[Stored entries]

::::

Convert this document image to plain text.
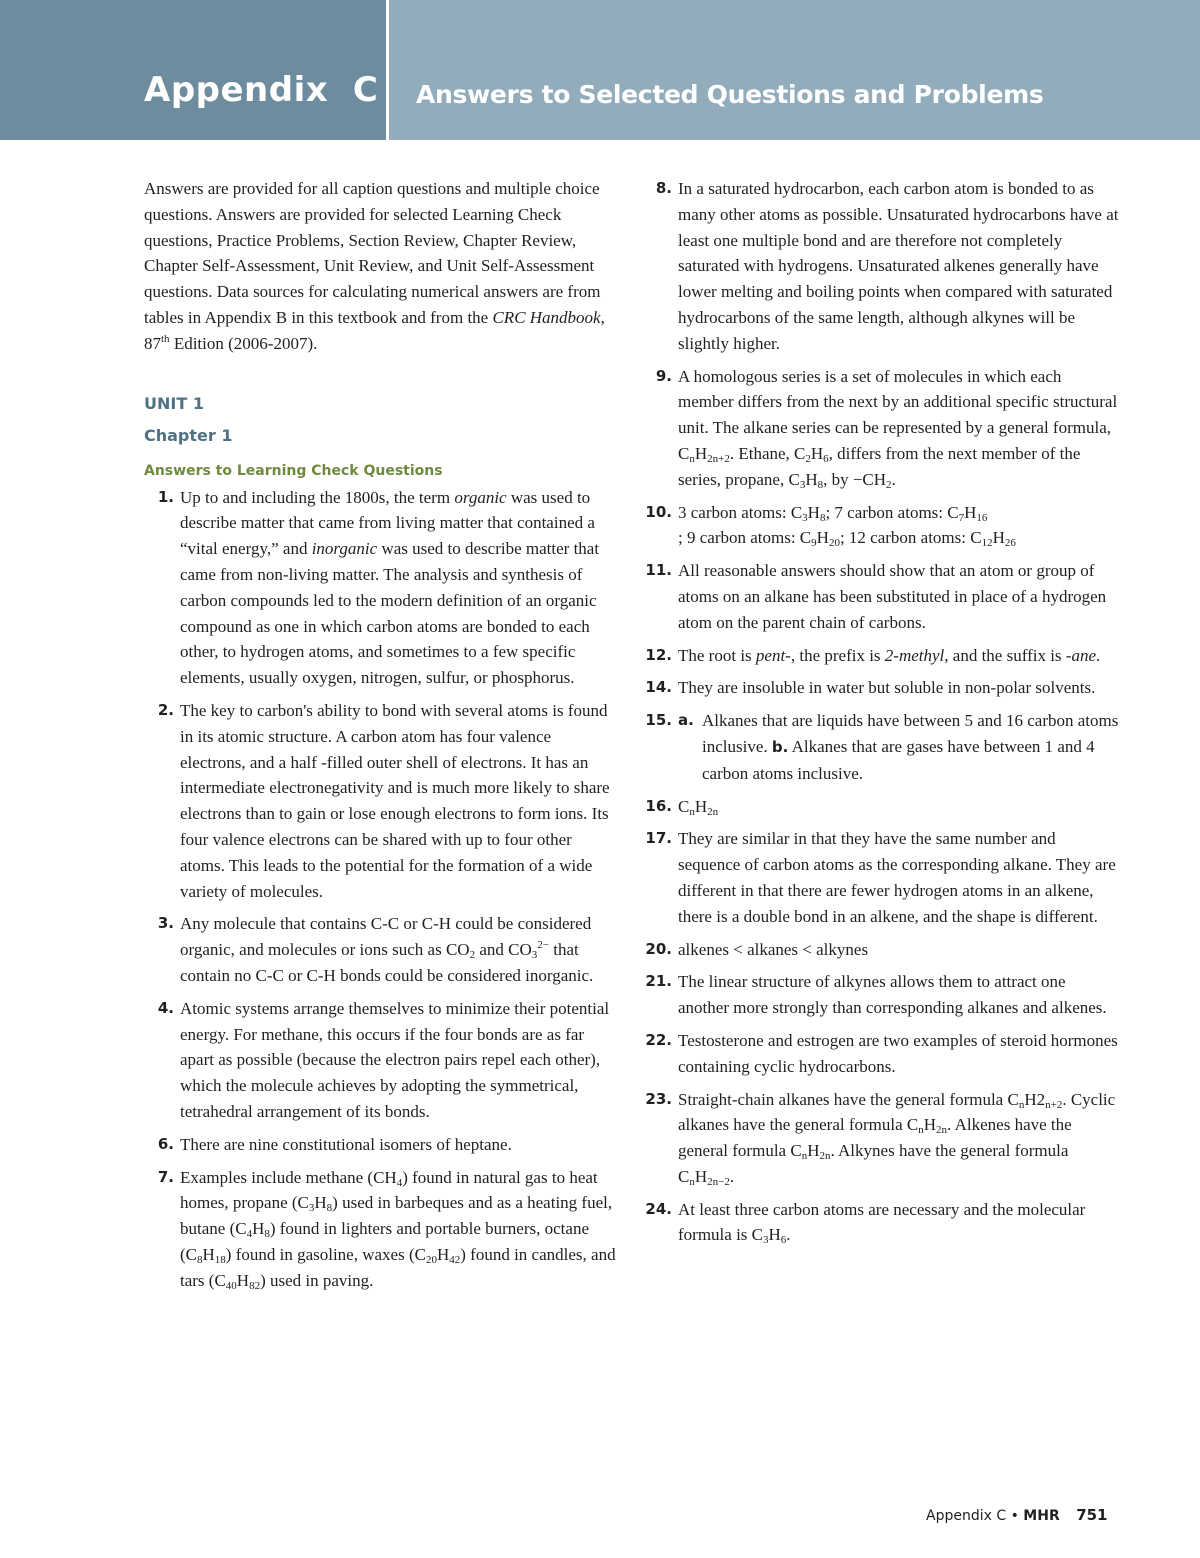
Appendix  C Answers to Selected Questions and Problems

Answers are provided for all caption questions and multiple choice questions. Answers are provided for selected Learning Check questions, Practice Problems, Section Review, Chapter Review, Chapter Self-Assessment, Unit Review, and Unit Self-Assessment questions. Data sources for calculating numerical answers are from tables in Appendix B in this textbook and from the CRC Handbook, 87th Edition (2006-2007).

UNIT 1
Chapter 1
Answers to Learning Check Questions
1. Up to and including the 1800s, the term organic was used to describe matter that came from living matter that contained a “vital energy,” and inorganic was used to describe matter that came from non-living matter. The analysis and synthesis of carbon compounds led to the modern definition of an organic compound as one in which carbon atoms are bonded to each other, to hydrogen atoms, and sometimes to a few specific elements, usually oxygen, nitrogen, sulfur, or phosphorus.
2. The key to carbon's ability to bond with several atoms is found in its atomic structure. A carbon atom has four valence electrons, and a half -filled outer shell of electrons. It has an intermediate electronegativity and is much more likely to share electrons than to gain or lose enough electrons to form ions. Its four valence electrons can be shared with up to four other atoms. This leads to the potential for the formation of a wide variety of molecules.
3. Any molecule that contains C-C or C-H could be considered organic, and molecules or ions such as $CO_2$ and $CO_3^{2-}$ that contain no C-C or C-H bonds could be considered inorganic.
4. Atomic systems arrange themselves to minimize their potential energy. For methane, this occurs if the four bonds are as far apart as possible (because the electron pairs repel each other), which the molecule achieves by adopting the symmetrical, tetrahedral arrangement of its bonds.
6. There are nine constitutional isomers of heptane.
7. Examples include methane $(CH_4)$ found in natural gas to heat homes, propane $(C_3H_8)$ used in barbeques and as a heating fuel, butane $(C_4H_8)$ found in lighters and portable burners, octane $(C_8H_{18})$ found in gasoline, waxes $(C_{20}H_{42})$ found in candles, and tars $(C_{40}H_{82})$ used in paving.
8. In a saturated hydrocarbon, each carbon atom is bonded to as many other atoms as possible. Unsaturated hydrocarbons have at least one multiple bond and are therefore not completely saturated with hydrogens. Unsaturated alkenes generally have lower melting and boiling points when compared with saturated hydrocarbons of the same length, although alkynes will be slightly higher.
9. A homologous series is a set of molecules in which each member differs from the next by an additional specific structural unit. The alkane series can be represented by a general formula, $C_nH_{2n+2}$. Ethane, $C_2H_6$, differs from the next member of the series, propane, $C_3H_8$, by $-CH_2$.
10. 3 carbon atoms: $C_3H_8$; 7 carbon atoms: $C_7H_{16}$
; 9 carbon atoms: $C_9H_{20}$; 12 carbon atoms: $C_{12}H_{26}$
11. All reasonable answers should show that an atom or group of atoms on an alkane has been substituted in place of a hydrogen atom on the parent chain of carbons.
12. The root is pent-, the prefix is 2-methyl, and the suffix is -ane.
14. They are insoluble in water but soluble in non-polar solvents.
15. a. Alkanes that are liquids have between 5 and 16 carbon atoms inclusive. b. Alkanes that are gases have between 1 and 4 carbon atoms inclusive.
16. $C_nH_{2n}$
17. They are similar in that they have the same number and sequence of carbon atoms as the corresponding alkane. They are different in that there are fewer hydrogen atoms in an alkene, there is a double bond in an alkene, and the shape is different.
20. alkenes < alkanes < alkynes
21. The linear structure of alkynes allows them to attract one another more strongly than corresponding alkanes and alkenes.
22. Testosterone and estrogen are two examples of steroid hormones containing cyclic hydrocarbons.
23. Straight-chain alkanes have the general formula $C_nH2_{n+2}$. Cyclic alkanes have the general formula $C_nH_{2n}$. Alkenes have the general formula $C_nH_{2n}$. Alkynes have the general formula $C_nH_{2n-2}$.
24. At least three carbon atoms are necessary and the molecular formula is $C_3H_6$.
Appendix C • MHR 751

::::

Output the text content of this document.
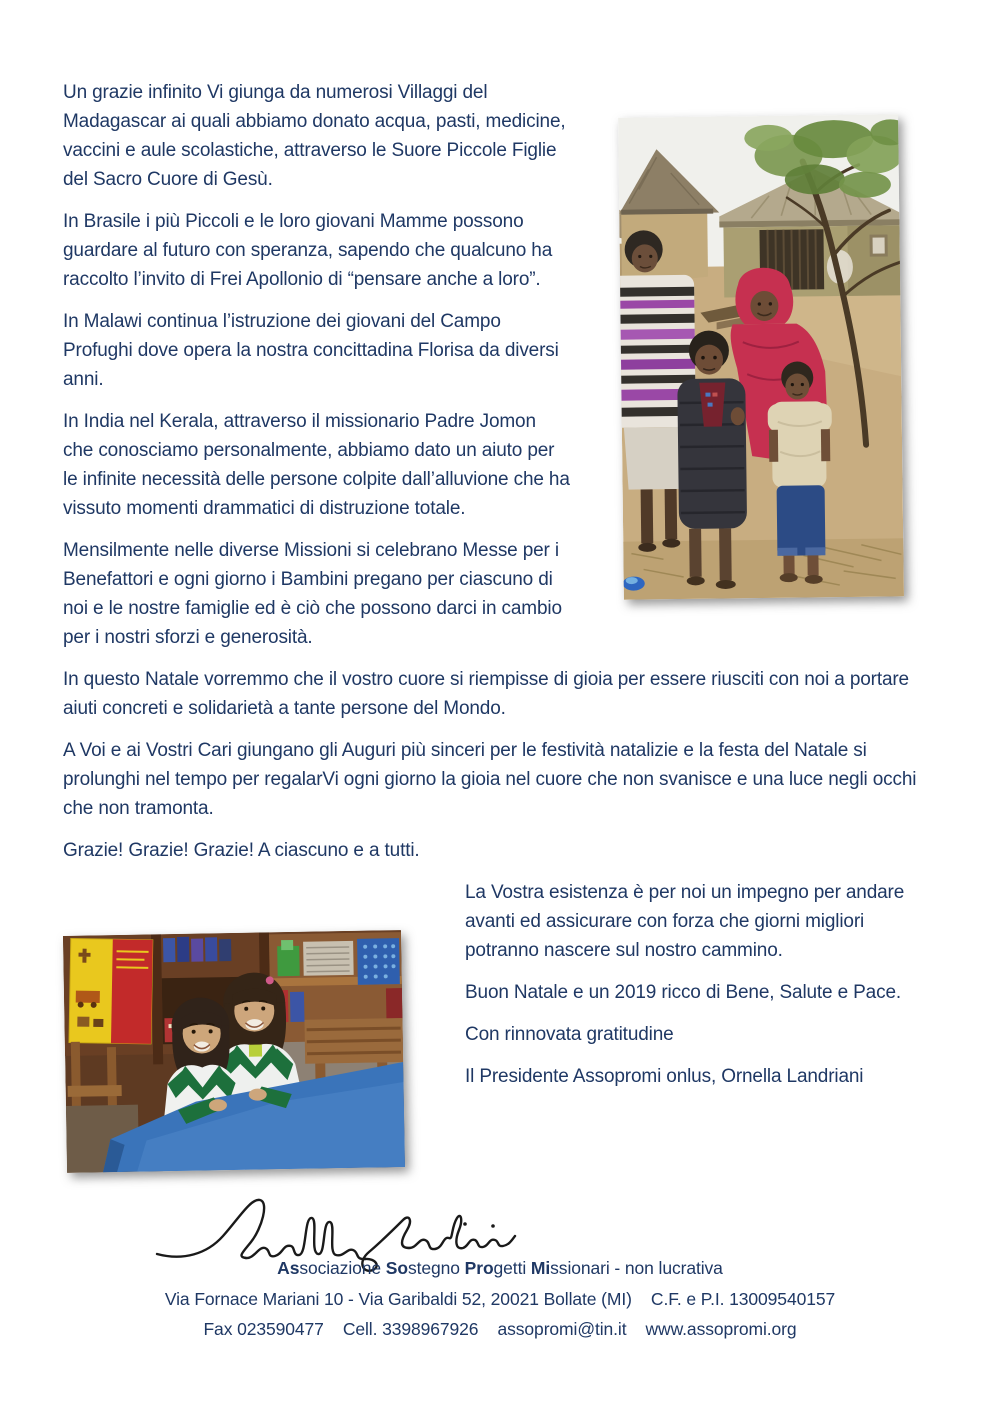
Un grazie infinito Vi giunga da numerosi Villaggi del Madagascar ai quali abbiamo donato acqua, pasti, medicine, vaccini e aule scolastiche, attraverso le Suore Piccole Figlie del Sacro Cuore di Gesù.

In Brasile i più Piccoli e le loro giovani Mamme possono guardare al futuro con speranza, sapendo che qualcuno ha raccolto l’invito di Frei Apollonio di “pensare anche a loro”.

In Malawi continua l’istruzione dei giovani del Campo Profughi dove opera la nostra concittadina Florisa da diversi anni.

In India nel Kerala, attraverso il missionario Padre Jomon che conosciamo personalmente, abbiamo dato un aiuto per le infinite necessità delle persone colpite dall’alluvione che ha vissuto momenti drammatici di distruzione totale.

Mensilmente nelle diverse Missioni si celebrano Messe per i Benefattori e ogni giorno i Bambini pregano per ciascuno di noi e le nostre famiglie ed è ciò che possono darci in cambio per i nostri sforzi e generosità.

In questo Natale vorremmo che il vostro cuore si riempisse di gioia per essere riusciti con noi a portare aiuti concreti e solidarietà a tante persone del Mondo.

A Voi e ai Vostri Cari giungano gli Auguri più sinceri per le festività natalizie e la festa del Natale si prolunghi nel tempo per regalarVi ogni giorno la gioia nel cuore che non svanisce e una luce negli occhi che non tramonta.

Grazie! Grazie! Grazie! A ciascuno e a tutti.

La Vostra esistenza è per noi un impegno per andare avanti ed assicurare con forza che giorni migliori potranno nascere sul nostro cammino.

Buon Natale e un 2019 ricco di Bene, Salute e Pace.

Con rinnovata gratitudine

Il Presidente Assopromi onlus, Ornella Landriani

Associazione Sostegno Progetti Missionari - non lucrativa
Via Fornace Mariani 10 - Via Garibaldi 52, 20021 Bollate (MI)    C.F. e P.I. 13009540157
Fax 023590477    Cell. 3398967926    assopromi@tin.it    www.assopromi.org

::::

Which lines in the listing above hold the word "document"? Show each of them.

**Response to the task**
Convert this document image to plain text.
Output the text content of this document.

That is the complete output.